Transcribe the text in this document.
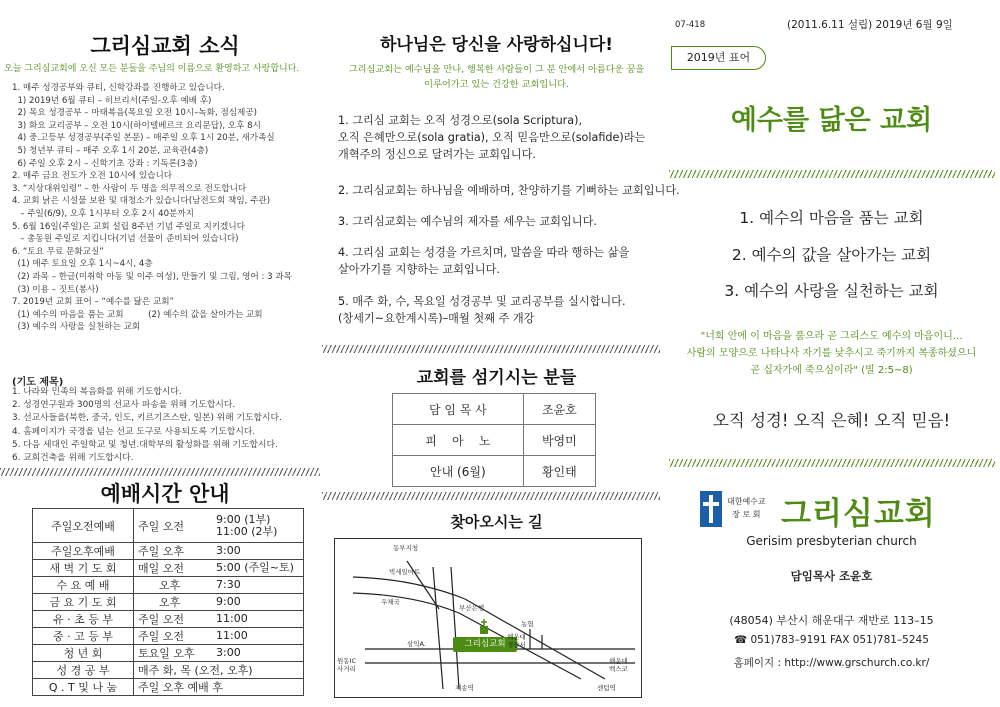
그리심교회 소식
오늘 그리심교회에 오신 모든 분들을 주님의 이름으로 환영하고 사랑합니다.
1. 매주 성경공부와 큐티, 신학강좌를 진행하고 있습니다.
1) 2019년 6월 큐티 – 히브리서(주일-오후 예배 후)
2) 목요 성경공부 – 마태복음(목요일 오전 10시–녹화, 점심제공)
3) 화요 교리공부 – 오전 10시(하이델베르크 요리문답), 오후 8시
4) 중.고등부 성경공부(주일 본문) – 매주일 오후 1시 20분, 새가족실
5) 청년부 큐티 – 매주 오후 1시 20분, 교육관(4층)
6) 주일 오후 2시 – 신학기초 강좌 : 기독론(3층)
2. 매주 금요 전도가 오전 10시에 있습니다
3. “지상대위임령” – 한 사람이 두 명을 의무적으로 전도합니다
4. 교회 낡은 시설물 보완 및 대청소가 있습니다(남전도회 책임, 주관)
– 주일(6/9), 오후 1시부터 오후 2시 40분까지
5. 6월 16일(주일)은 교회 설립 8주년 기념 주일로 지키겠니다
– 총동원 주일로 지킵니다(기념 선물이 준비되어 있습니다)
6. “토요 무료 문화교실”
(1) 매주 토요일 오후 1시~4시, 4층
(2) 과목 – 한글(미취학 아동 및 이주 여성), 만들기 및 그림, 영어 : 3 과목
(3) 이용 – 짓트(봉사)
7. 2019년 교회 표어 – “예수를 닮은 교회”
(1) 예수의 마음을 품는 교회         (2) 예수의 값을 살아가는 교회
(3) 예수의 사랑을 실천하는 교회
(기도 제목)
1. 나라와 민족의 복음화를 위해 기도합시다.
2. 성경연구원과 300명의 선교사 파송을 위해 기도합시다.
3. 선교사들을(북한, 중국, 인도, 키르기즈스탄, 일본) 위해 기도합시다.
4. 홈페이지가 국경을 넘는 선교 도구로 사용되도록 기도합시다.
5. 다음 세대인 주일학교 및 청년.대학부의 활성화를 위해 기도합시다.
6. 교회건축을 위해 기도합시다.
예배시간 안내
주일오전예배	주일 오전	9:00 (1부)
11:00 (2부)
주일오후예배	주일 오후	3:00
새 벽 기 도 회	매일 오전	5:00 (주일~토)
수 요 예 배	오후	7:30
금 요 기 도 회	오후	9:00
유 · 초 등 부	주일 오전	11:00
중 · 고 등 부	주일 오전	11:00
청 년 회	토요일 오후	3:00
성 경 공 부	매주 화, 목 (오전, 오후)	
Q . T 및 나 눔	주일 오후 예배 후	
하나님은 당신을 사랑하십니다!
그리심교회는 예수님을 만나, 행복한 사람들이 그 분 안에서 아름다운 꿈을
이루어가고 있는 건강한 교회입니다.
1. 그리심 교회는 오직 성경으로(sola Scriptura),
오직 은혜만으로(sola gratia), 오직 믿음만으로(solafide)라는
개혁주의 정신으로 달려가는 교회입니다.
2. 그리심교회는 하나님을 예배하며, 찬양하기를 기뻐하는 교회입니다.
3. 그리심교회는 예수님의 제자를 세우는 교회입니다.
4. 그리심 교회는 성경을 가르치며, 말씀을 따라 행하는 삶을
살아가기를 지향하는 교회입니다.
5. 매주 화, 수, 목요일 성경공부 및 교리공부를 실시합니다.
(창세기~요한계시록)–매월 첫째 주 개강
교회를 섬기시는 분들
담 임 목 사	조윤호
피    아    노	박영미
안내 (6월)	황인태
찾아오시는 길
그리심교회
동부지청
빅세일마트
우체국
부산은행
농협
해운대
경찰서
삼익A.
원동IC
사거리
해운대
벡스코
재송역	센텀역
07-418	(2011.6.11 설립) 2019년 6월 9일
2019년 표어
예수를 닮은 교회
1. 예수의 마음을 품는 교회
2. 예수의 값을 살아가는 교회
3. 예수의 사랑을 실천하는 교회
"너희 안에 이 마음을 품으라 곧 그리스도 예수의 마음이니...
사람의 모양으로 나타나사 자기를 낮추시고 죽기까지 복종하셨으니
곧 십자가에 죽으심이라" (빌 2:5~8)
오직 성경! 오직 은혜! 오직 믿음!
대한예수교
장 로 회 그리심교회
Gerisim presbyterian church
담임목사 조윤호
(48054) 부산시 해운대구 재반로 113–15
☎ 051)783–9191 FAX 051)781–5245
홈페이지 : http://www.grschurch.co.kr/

====================

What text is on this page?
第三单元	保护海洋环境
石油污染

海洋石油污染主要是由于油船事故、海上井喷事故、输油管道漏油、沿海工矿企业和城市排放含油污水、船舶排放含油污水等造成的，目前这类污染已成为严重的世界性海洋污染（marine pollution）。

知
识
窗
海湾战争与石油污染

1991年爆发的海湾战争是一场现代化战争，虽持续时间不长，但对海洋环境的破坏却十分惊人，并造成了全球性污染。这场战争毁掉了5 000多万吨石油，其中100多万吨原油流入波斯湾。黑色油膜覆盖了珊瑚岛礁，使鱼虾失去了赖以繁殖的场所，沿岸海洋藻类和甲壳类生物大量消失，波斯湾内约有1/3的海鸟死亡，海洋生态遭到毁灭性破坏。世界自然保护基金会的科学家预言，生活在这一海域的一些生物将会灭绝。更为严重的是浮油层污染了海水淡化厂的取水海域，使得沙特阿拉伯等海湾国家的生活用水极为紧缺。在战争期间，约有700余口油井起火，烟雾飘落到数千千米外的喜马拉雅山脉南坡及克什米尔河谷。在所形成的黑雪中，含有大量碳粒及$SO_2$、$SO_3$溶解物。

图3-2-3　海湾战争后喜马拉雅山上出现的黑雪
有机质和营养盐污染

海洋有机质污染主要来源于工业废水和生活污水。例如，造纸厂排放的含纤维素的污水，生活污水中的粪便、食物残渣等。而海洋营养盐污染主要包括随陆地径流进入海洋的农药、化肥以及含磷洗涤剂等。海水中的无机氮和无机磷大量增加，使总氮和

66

====================

# INSTRUCTIONS TO FOLLOW
Copy, from the material, each line that holds the string "있습니다".

# SOLUTION FOR THIS TASK
1. 매주 성경공부와 큐티, 신학강좌를 진행하고 있습니다.
2. 매주 금요 전도가 오전 10시에 있습니다
4. 교회 낡은 시설물 보완 및 대청소가 있습니다(남전도회 책임, 주관)
– 총동원 주일로 지킵니다(기념 선물이 준비되어 있습니다)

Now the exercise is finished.